SET EXERCISE: Determine how many lines in these records hold "Chamod". Only the number is wanted.

Dataset records:
START

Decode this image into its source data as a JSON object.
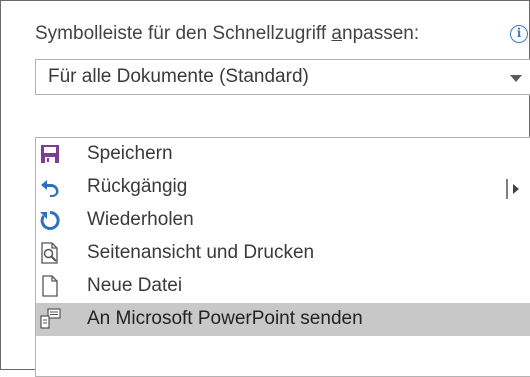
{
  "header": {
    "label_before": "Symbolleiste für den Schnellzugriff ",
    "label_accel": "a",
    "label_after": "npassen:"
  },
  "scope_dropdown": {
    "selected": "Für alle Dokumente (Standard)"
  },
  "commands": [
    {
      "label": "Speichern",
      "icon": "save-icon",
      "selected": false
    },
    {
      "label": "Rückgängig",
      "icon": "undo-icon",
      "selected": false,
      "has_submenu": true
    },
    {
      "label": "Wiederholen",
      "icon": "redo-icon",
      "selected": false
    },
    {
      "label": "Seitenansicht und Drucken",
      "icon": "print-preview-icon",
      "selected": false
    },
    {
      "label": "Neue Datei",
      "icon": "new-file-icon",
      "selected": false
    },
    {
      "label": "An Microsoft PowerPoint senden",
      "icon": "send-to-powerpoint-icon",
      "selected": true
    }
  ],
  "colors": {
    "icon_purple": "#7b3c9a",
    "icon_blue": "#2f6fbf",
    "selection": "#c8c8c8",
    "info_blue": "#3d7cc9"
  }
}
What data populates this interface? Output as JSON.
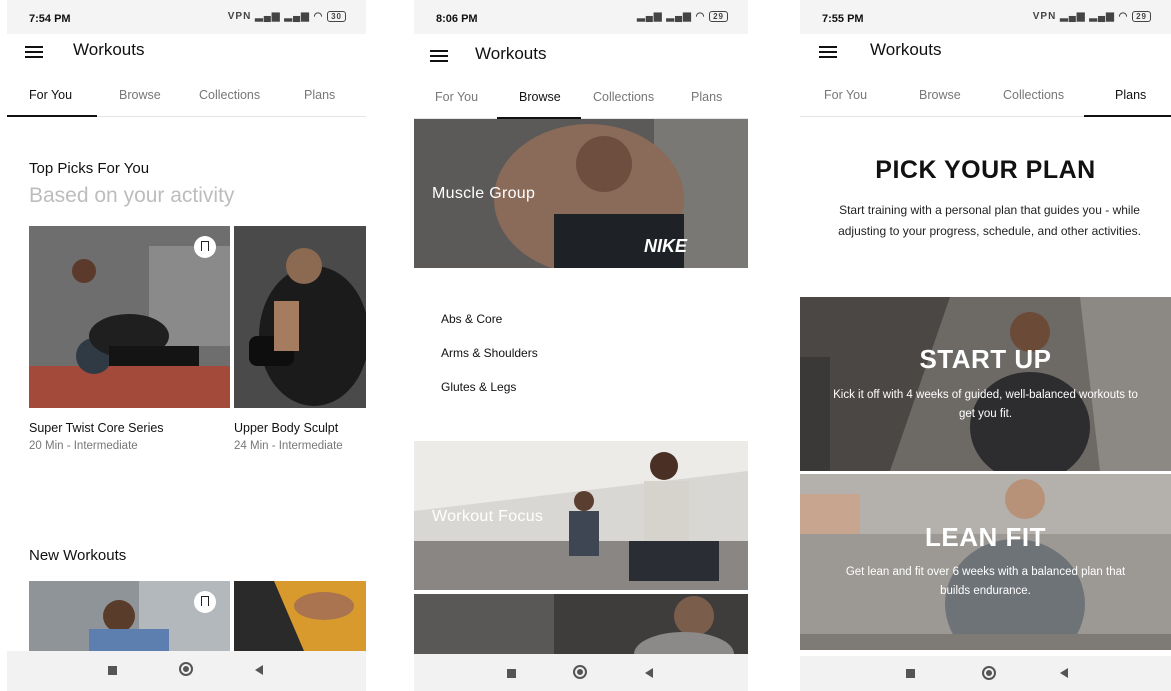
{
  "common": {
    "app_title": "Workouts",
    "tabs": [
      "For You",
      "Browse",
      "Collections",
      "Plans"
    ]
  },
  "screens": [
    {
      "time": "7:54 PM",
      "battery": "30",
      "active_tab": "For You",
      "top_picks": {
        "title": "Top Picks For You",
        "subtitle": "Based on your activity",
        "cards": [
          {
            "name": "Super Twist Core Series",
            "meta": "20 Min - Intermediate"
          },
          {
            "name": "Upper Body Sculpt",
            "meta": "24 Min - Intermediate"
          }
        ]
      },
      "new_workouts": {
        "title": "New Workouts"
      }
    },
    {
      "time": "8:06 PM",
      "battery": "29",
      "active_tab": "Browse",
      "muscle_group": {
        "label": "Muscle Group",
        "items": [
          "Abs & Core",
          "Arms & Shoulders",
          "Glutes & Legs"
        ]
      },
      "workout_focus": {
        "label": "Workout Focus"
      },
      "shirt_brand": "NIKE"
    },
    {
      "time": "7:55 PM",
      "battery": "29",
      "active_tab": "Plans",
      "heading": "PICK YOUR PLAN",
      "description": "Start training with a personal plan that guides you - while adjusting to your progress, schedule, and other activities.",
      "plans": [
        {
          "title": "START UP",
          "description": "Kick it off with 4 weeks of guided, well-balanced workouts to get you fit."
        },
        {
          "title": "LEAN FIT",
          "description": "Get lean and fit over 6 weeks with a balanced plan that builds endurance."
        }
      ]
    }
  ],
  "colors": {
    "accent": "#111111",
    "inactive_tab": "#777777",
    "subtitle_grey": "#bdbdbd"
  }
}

END
START

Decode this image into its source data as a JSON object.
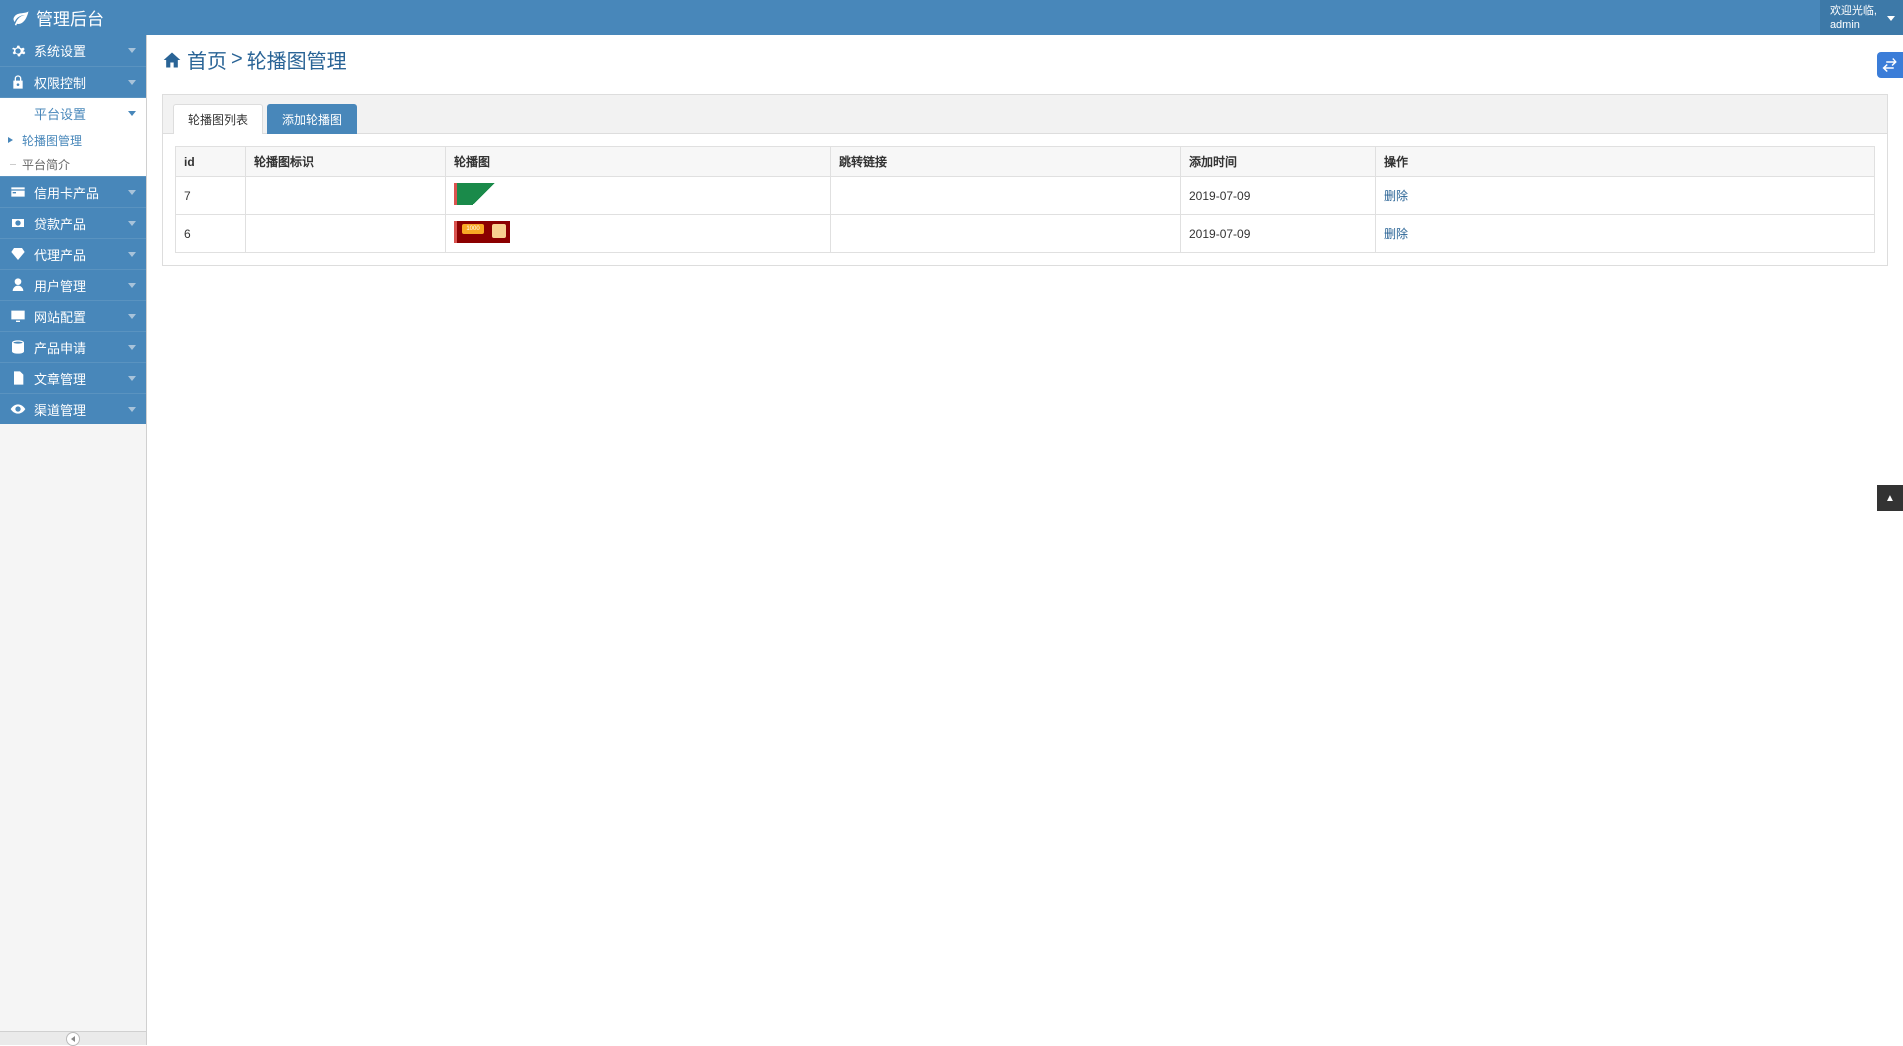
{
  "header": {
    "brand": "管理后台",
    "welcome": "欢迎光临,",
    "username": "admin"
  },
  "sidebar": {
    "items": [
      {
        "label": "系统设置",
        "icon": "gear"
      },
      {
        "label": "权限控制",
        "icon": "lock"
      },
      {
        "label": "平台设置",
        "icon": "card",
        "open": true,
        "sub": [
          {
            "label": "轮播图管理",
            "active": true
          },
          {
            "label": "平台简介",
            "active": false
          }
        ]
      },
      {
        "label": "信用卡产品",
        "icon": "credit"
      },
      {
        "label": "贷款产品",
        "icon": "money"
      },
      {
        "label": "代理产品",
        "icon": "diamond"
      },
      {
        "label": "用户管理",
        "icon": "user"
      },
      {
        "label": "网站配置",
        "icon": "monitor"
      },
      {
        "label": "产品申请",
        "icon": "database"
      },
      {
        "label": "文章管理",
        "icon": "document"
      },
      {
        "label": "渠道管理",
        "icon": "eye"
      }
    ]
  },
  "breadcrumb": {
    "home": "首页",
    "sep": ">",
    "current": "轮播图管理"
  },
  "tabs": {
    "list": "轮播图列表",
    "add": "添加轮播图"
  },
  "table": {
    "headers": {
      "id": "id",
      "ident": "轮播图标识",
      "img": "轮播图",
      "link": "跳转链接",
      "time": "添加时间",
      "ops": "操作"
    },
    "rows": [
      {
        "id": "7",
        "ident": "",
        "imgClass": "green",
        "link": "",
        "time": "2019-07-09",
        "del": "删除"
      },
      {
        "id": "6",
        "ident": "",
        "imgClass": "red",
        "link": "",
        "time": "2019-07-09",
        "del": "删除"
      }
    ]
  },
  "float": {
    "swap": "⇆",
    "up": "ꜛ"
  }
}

END
START

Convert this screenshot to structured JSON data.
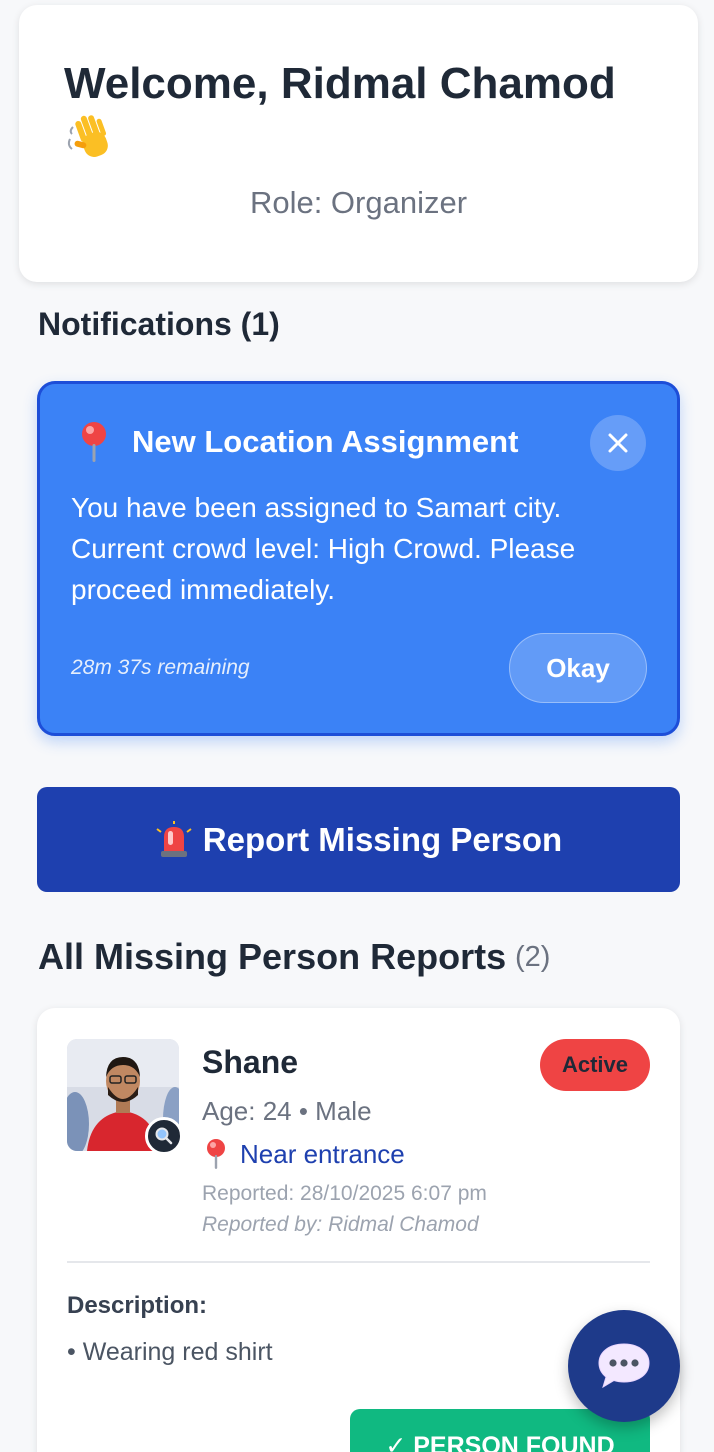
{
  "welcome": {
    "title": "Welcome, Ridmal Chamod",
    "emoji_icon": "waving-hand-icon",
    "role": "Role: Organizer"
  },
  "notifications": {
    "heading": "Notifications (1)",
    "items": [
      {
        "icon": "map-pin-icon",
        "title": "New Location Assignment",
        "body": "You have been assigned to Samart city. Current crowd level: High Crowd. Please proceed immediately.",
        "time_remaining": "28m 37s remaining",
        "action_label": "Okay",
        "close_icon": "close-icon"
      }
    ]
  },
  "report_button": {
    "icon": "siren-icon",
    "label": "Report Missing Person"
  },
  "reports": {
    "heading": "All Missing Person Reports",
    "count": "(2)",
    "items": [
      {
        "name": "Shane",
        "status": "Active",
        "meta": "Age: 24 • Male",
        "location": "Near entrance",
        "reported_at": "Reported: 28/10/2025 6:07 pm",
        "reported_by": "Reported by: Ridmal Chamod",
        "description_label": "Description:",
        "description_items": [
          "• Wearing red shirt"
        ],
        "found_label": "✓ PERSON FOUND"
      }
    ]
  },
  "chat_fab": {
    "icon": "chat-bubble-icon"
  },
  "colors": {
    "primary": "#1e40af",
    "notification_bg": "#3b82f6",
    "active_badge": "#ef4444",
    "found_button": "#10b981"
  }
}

END

WRITTEN REPLY: 2